— START OF Extracted data —

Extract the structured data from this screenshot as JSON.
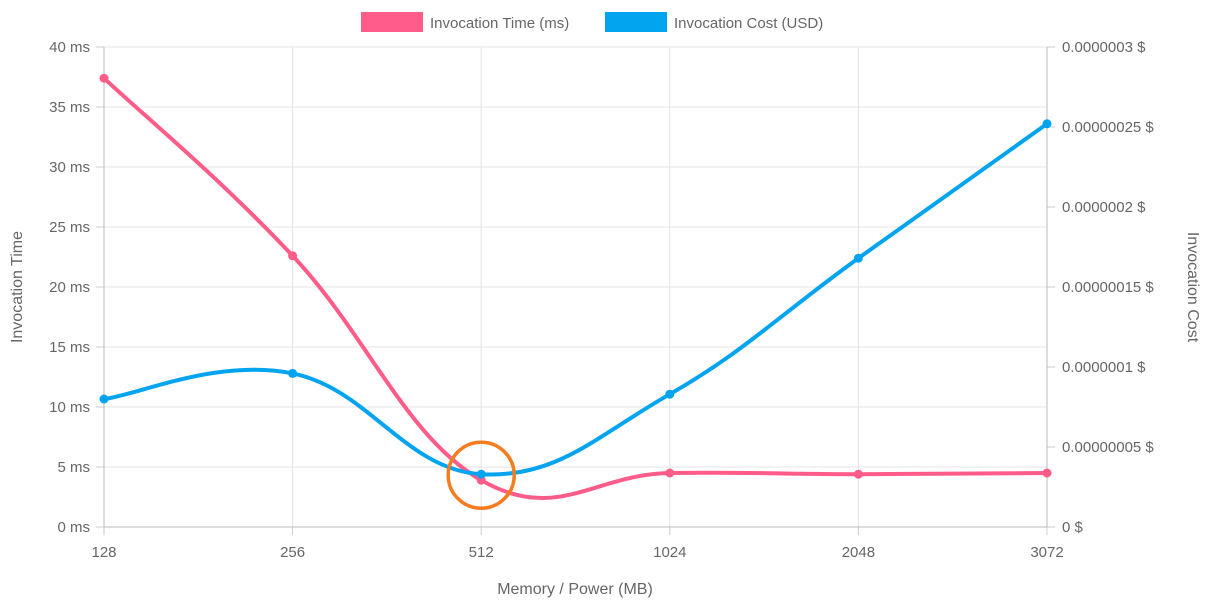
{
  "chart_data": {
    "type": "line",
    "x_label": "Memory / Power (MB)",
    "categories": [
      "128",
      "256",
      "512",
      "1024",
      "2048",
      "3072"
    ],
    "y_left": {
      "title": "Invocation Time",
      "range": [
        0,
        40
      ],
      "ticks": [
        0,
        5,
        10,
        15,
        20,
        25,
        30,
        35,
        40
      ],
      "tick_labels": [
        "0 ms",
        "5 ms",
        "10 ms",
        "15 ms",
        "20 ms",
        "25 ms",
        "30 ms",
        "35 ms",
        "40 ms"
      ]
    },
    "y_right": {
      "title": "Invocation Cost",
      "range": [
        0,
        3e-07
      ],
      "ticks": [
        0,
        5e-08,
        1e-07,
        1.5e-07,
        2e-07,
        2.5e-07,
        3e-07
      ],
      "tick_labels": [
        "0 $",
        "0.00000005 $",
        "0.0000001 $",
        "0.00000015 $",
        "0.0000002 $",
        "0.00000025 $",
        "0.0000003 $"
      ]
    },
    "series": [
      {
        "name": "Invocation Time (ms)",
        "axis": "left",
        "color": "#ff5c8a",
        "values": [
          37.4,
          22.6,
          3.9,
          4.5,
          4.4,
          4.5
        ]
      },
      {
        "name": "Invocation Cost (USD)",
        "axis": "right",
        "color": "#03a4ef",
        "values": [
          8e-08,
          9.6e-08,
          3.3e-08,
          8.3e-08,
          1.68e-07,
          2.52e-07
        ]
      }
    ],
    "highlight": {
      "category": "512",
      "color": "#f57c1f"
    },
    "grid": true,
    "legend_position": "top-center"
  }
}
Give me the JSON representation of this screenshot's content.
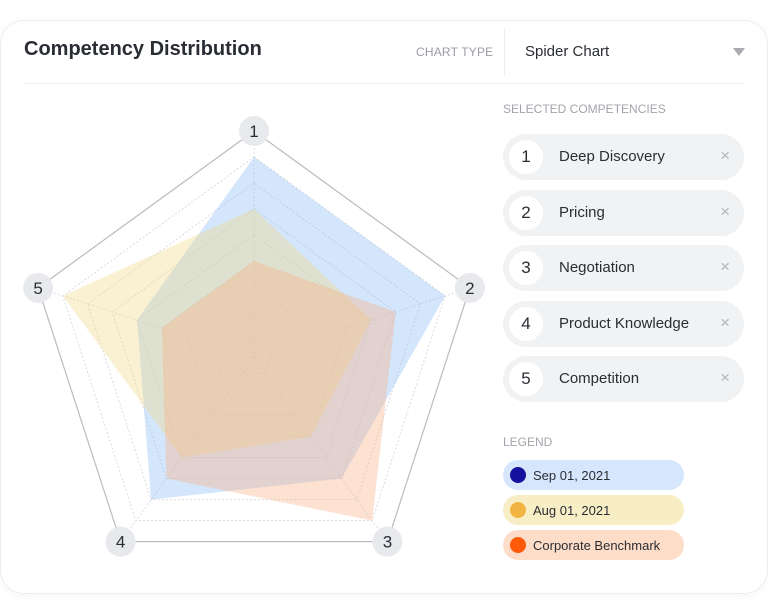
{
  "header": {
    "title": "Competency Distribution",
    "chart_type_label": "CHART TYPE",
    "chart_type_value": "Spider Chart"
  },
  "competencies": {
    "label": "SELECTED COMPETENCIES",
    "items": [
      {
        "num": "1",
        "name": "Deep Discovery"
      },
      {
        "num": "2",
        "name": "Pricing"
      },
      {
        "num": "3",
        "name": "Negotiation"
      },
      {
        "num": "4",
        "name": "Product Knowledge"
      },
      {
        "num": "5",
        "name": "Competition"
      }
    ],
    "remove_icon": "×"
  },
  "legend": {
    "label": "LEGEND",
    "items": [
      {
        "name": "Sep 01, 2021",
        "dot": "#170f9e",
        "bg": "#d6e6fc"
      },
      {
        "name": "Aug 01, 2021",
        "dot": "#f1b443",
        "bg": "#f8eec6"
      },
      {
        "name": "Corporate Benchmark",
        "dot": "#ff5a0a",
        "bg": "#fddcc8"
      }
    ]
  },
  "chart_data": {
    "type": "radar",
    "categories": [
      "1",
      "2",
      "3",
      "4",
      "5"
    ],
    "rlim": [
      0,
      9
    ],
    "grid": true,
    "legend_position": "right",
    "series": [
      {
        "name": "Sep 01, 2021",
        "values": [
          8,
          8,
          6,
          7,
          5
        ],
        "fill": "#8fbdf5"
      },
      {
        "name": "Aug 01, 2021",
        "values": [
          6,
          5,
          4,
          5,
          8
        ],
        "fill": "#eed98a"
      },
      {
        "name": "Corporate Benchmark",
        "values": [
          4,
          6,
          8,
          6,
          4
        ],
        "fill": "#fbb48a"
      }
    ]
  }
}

— END OF Extracted data —

* [Task directions]: Print all the records again exactly; do not include any picture.

* [Solution to the exercise]:
Extract the structured data from this screenshot as JSON.
{
  "chart_data": {
    "type": "line",
    "x_label": "Memory / Power (MB)",
    "categories": [
      "128",
      "256",
      "512",
      "1024",
      "2048",
      "3072"
    ],
    "y_left": {
      "title": "Invocation Time",
      "range": [
        0,
        40
      ],
      "ticks": [
        0,
        5,
        10,
        15,
        20,
        25,
        30,
        35,
        40
      ],
      "tick_labels": [
        "0 ms",
        "5 ms",
        "10 ms",
        "15 ms",
        "20 ms",
        "25 ms",
        "30 ms",
        "35 ms",
        "40 ms"
      ]
    },
    "y_right": {
      "title": "Invocation Cost",
      "range": [
        0,
        3e-07
      ],
      "ticks": [
        0,
        5e-08,
        1e-07,
        1.5e-07,
        2e-07,
        2.5e-07,
        3e-07
      ],
      "tick_labels": [
        "0 $",
        "0.00000005 $",
        "0.0000001 $",
        "0.00000015 $",
        "0.0000002 $",
        "0.00000025 $",
        "0.0000003 $"
      ]
    },
    "series": [
      {
        "name": "Invocation Time (ms)",
        "axis": "left",
        "color": "#ff5c8a",
        "values": [
          37.4,
          22.6,
          3.9,
          4.5,
          4.4,
          4.5
        ]
      },
      {
        "name": "Invocation Cost (USD)",
        "axis": "right",
        "color": "#03a4ef",
        "values": [
          8e-08,
          9.6e-08,
          3.3e-08,
          8.3e-08,
          1.68e-07,
          2.52e-07
        ]
      }
    ],
    "highlight": {
      "category": "512",
      "color": "#f57c1f"
    },
    "grid": true,
    "legend_position": "top-center"
  }
}
Give me the JSON representation of this screenshot's content.
{
  "header": {
    "title": "Competency Distribution",
    "chart_type_label": "CHART TYPE",
    "chart_type_value": "Spider Chart"
  },
  "competencies": {
    "label": "SELECTED COMPETENCIES",
    "items": [
      {
        "num": "1",
        "name": "Deep Discovery"
      },
      {
        "num": "2",
        "name": "Pricing"
      },
      {
        "num": "3",
        "name": "Negotiation"
      },
      {
        "num": "4",
        "name": "Product Knowledge"
      },
      {
        "num": "5",
        "name": "Competition"
      }
    ],
    "remove_icon": "×"
  },
  "legend": {
    "label": "LEGEND",
    "items": [
      {
        "name": "Sep 01, 2021",
        "dot": "#170f9e",
        "bg": "#d6e6fc"
      },
      {
        "name": "Aug 01, 2021",
        "dot": "#f1b443",
        "bg": "#f8eec6"
      },
      {
        "name": "Corporate Benchmark",
        "dot": "#ff5a0a",
        "bg": "#fddcc8"
      }
    ]
  },
  "chart_data": {
    "type": "radar",
    "categories": [
      "1",
      "2",
      "3",
      "4",
      "5"
    ],
    "rlim": [
      0,
      9
    ],
    "grid": true,
    "legend_position": "right",
    "series": [
      {
        "name": "Sep 01, 2021",
        "values": [
          8,
          8,
          6,
          7,
          5
        ],
        "fill": "#8fbdf5"
      },
      {
        "name": "Aug 01, 2021",
        "values": [
          6,
          5,
          4,
          5,
          8
        ],
        "fill": "#eed98a"
      },
      {
        "name": "Corporate Benchmark",
        "values": [
          4,
          6,
          8,
          6,
          4
        ],
        "fill": "#fbb48a"
      }
    ]
  }
}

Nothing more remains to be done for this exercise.